Omit the images, then output each of the records below exactly.

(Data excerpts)
=-=-=-=-=

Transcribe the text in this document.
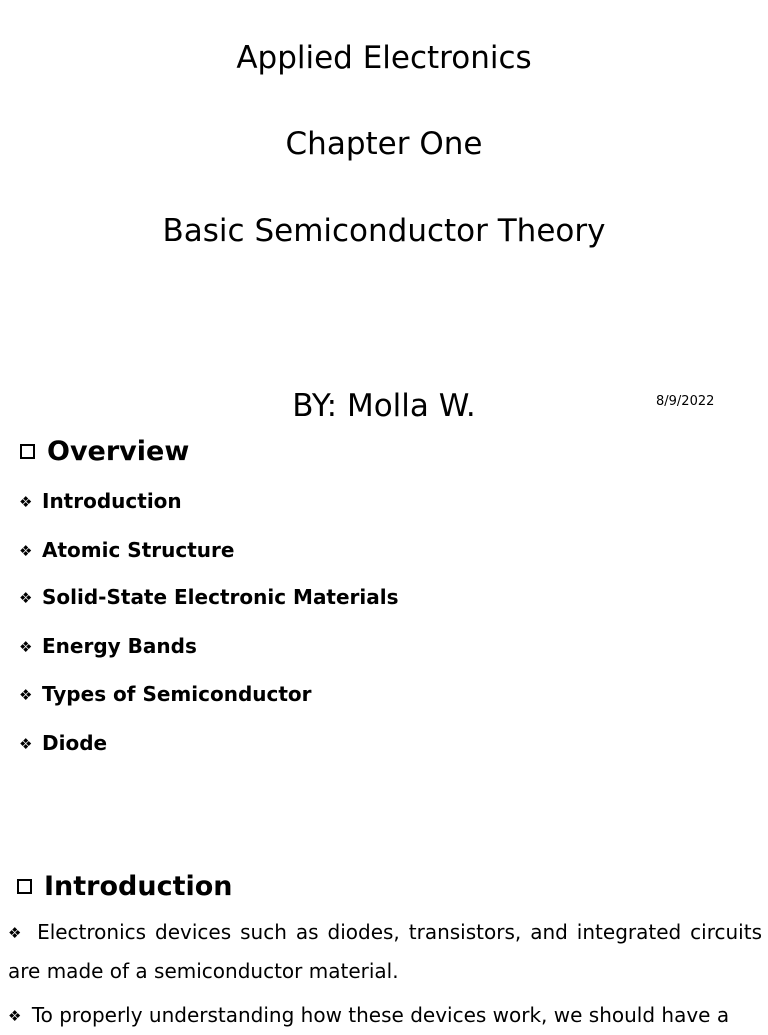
Applied Electronics
Chapter One
Basic Semiconductor Theory
BY: Molla W.	8/9/2022
Overview
❖ Introduction
❖ Atomic Structure
❖ Solid-State Electronic Materials
❖ Energy Bands
❖ Types of Semiconductor
❖ Diode
Introduction
❖ Electronics devices such as diodes, transistors, and integrated circuits are made of a semiconductor material.
❖ To properly understanding how these devices work, we should have a
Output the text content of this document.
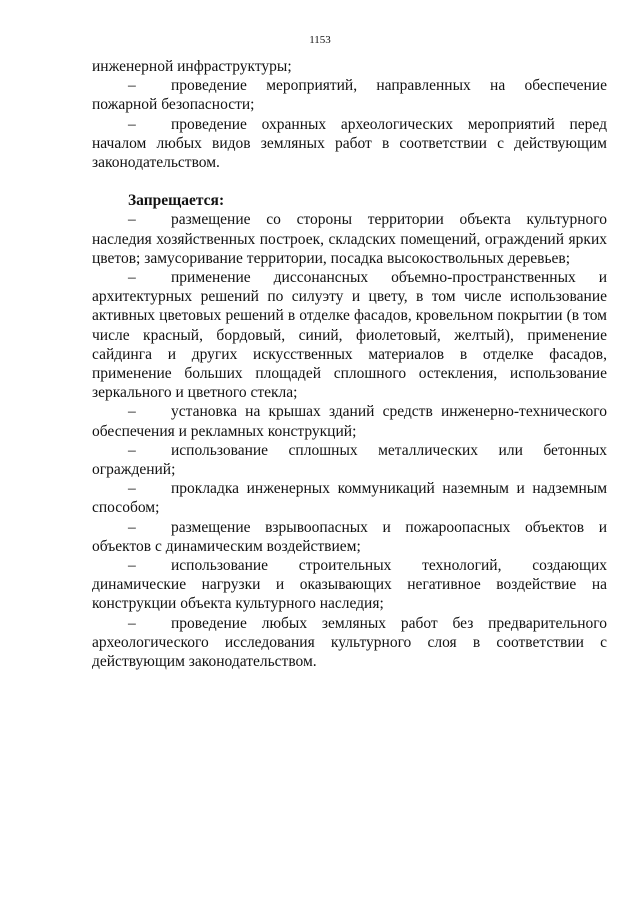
1153

инженерной инфраструктуры;

– проведение мероприятий, направленных на обеспечение пожарной безопасности;

– проведение охранных археологических мероприятий перед началом любых видов земляных работ в соответствии с действующим законодательством.

Запрещается:

– размещение со стороны территории объекта культурного наследия хозяйственных построек, складских помещений, ограждений ярких цветов; замусоривание территории, посадка высокоствольных деревьев;

– применение диссонансных объемно-пространственных и архитектурных решений по силуэту и цвету, в том числе использование активных цветовых решений в отделке фасадов, кровельном покрытии (в том числе красный, бордовый, синий, фиолетовый, желтый), применение сайдинга и других искусственных материалов в отделке фасадов, применение больших площадей сплошного остекления, использование зеркального и цветного стекла;

– установка на крышах зданий средств инженерно-технического обеспечения и рекламных конструкций;

– использование сплошных металлических или бетонных ограждений;

– прокладка инженерных коммуникаций наземным и надземным способом;

– размещение взрывоопасных и пожароопасных объектов и объектов с динамическим воздействием;

– использование строительных технологий, создающих динамические нагрузки и оказывающих негативное воздействие на конструкции объекта культурного наследия;

– проведение любых земляных работ без предварительного археологического исследования культурного слоя в соответствии с действующим законодательством.
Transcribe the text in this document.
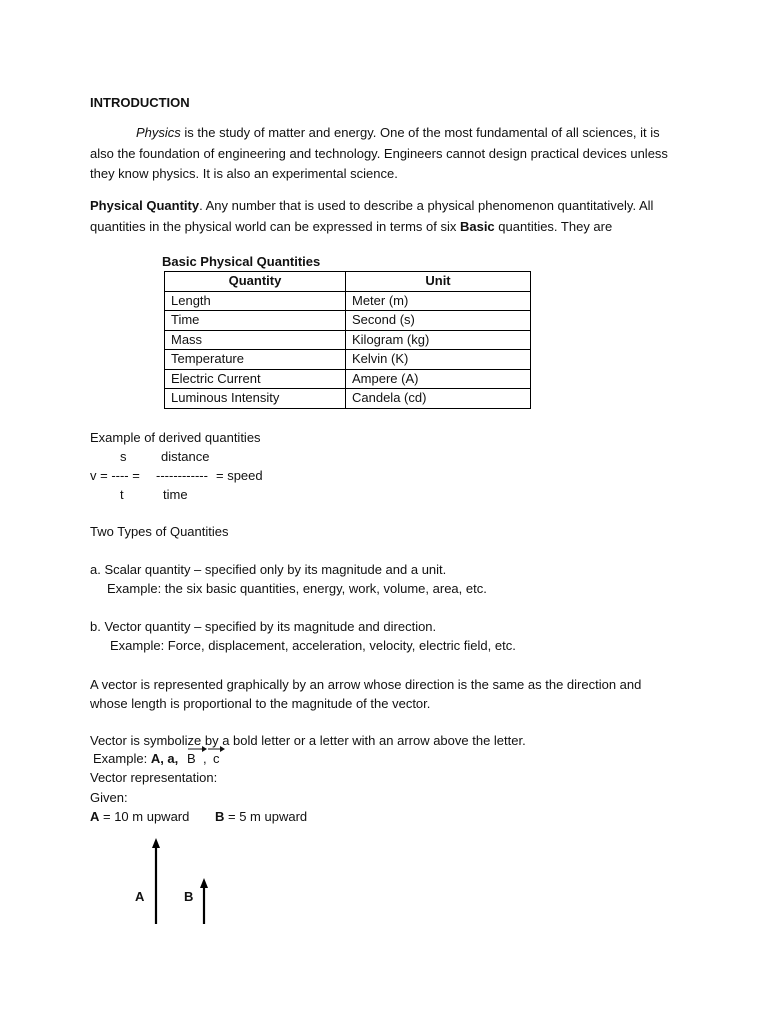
INTRODUCTION
Physics is the study of matter and energy. One of the most fundamental of all sciences, it is also the foundation of engineering and technology. Engineers cannot design practical devices unless they know physics. It is also an experimental science.
Physical Quantity. Any number that is used to describe a physical phenomenon quantitatively. All quantities in the physical world can be expressed in terms of six Basic quantities. They are
Basic Physical Quantities
Quantity	Unit
Length	Meter (m)
Time	Second (s)
Mass	Kilogram (kg)
Temperature	Kelvin (K)
Electric Current	Ampere (A)
Luminous Intensity	Candela (cd)
Example of derived quantities
s	distance
v = ---- = ------------ = speed
t	time
Two Types of Quantities
a. Scalar quantity – specified only by its magnitude and a unit.
Example: the six basic quantities, energy, work, volume, area, etc.
b. Vector quantity – specified by its magnitude and direction.
Example: Force, displacement, acceleration, velocity, electric field, etc.
A vector is represented graphically by an arrow whose direction is the same as the direction and whose length is proportional to the magnitude of the vector.
Vector is symbolize by a bold letter or a letter with an arrow above the letter.
Example: A, a, B , c
Vector representation:
Given:
A = 10 m upward B = 5 m upward
A	B
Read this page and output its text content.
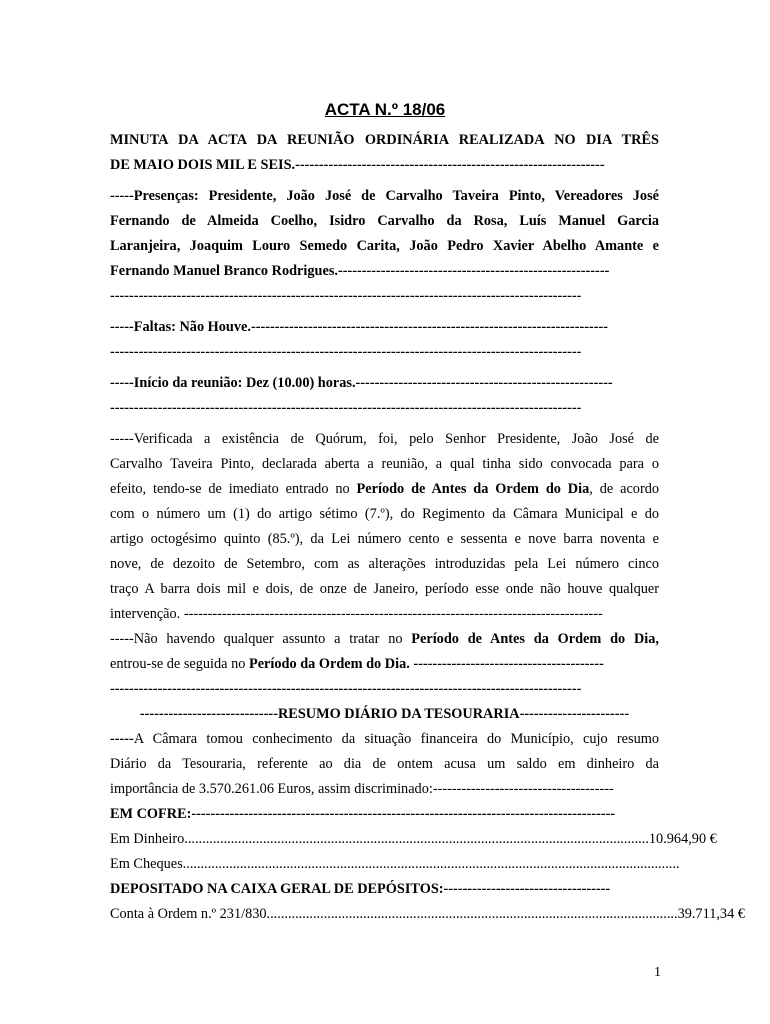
ACTA N.º 18/06
MINUTA DA ACTA DA REUNIÃO ORDINÁRIA REALIZADA NO DIA TRÊS
DE MAIO DOIS MIL E SEIS.-----------------------------------------------------------------
-----Presenças: Presidente, João José de Carvalho Taveira Pinto, Vereadores José
Fernando de Almeida Coelho, Isidro Carvalho da Rosa, Luís Manuel Garcia
Laranjeira, Joaquim Louro Semedo Carita, João Pedro Xavier Abelho Amante e
Fernando Manuel Branco Rodrigues.---------------------------------------------------------
---------------------------------------------------------------------------------------------------
-----Faltas: Não Houve.---------------------------------------------------------------------------
---------------------------------------------------------------------------------------------------
-----Início da reunião: Dez (10.00) horas.------------------------------------------------------
---------------------------------------------------------------------------------------------------
-----Verificada a existência de Quórum, foi, pelo Senhor Presidente, João José de
Carvalho Taveira Pinto, declarada aberta a reunião, a qual tinha sido convocada para o
efeito, tendo-se de imediato entrado no Período de Antes da Ordem do Dia, de acordo
com o número um (1) do artigo sétimo (7.º), do Regimento da Câmara Municipal e do
artigo octogésimo quinto (85.º), da Lei número cento e sessenta e nove barra noventa e
nove, de dezoito de Setembro, com as alterações introduzidas pela Lei número cinco
traço A barra dois mil e dois, de onze de Janeiro, período esse onde não houve qualquer
intervenção. ----------------------------------------------------------------------------------------
-----Não havendo qualquer assunto a tratar no Período de Antes da Ordem do Dia,
entrou-se de seguida no Período da Ordem do Dia. ----------------------------------------
---------------------------------------------------------------------------------------------------
-----------------------------RESUMO DIÁRIO DA TESOURARIA-----------------------
-----A Câmara tomou conhecimento da situação financeira do Município, cujo resumo
Diário da Tesouraria, referente ao dia de ontem acusa um saldo em dinheiro da
importância de 3.570.261.06 Euros, assim discriminado:--------------------------------------
EM COFRE:-----------------------------------------------------------------------------------------
Em Dinheiro .................................................................................................................................. 10.964,90 €
Em Cheques ...........................................................................................................................................
DEPOSITADO NA CAIXA GERAL DE DEPÓSITOS:-----------------------------------
Conta à Ordem n.º 231/830 ................................................................................................................... 39.711,34 €
1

=-=-=-=-=

→ CORRECT OUTPUT:
Transcribe the text in this document.
Applied Electronics
Chapter One
Basic Semiconductor Theory
BY: Molla W.	8/9/2022
Overview
❖ Introduction
❖ Atomic Structure
❖ Solid-State Electronic Materials
❖ Energy Bands
❖ Types of Semiconductor
❖ Diode
Introduction
❖ Electronics devices such as diodes, transistors, and integrated circuits are made of a semiconductor material.
❖ To properly understanding how these devices work, we should have a
Output the text content of this document.
1153

инженерной инфраструктуры;

– проведение мероприятий, направленных на обеспечение пожарной безопасности;

– проведение охранных археологических мероприятий перед началом любых видов земляных работ в соответствии с действующим законодательством.

Запрещается:

– размещение со стороны территории объекта культурного наследия хозяйственных построек, складских помещений, ограждений ярких цветов; замусоривание территории, посадка высокоствольных деревьев;

– применение диссонансных объемно-пространственных и архитектурных решений по силуэту и цвету, в том числе использование активных цветовых решений в отделке фасадов, кровельном покрытии (в том числе красный, бордовый, синий, фиолетовый, желтый), применение сайдинга и других искусственных материалов в отделке фасадов, применение больших площадей сплошного остекления, использование зеркального и цветного стекла;

– установка на крышах зданий средств инженерно-технического обеспечения и рекламных конструкций;

– использование сплошных металлических или бетонных ограждений;

– прокладка инженерных коммуникаций наземным и надземным способом;

– размещение взрывоопасных и пожароопасных объектов и объектов с динамическим воздействием;

– использование строительных технологий, создающих динамические нагрузки и оказывающих негативное воздействие на конструкции объекта культурного наследия;

– проведение любых земляных работ без предварительного археологического исследования культурного слоя в соответствии с действующим законодательством.
Transcribe the text in this document.
INTRODUCTION
Physics is the study of matter and energy. One of the most fundamental of all sciences, it is also the foundation of engineering and technology. Engineers cannot design practical devices unless they know physics. It is also an experimental science.
Physical Quantity. Any number that is used to describe a physical phenomenon quantitatively. All quantities in the physical world can be expressed in terms of six Basic quantities. They are
Basic Physical Quantities
Quantity	Unit
Length	Meter (m)
Time	Second (s)
Mass	Kilogram (kg)
Temperature	Kelvin (K)
Electric Current	Ampere (A)
Luminous Intensity	Candela (cd)
Example of derived quantities
s	distance
v = ---- = ------------ = speed
t	time
Two Types of Quantities
a. Scalar quantity – specified only by its magnitude and a unit.
Example: the six basic quantities, energy, work, volume, area, etc.
b. Vector quantity – specified by its magnitude and direction.
Example: Force, displacement, acceleration, velocity, electric field, etc.
A vector is represented graphically by an arrow whose direction is the same as the direction and whose length is proportional to the magnitude of the vector.
Vector is symbolize by a bold letter or a letter with an arrow above the letter.
Example: A, a, B , c
Vector representation:
Given:
A = 10 m upward B = 5 m upward
A	B
Read this page and output its text content.
ACTA N.º 18/06
MINUTA DA ACTA DA REUNIÃO ORDINÁRIA REALIZADA NO DIA TRÊS
DE MAIO DOIS MIL E SEIS.-----------------------------------------------------------------
-----Presenças: Presidente, João José de Carvalho Taveira Pinto, Vereadores José
Fernando de Almeida Coelho, Isidro Carvalho da Rosa, Luís Manuel Garcia
Laranjeira, Joaquim Louro Semedo Carita, João Pedro Xavier Abelho Amante e
Fernando Manuel Branco Rodrigues.---------------------------------------------------------
---------------------------------------------------------------------------------------------------
-----Faltas: Não Houve.---------------------------------------------------------------------------
---------------------------------------------------------------------------------------------------
-----Início da reunião: Dez (10.00) horas.------------------------------------------------------
---------------------------------------------------------------------------------------------------
-----Verificada a existência de Quórum, foi, pelo Senhor Presidente, João José de
Carvalho Taveira Pinto, declarada aberta a reunião, a qual tinha sido convocada para o
efeito, tendo-se de imediato entrado no Período de Antes da Ordem do Dia, de acordo
com o número um (1) do artigo sétimo (7.º), do Regimento da Câmara Municipal e do
artigo octogésimo quinto (85.º), da Lei número cento e sessenta e nove barra noventa e
nove, de dezoito de Setembro, com as alterações introduzidas pela Lei número cinco
traço A barra dois mil e dois, de onze de Janeiro, período esse onde não houve qualquer
intervenção. ----------------------------------------------------------------------------------------
-----Não havendo qualquer assunto a tratar no Período de Antes da Ordem do Dia,
entrou-se de seguida no Período da Ordem do Dia. ----------------------------------------
---------------------------------------------------------------------------------------------------
-----------------------------RESUMO DIÁRIO DA TESOURARIA-----------------------
-----A Câmara tomou conhecimento da situação financeira do Município, cujo resumo
Diário da Tesouraria, referente ao dia de ontem acusa um saldo em dinheiro da
importância de 3.570.261.06 Euros, assim discriminado:--------------------------------------
EM COFRE:-----------------------------------------------------------------------------------------
Em Dinheiro .................................................................................................................................. 10.964,90 €
Em Cheques ...........................................................................................................................................
DEPOSITADO NA CAIXA GERAL DE DEPÓSITOS:-----------------------------------
Conta à Ordem n.º 231/830 ................................................................................................................... 39.711,34 €
1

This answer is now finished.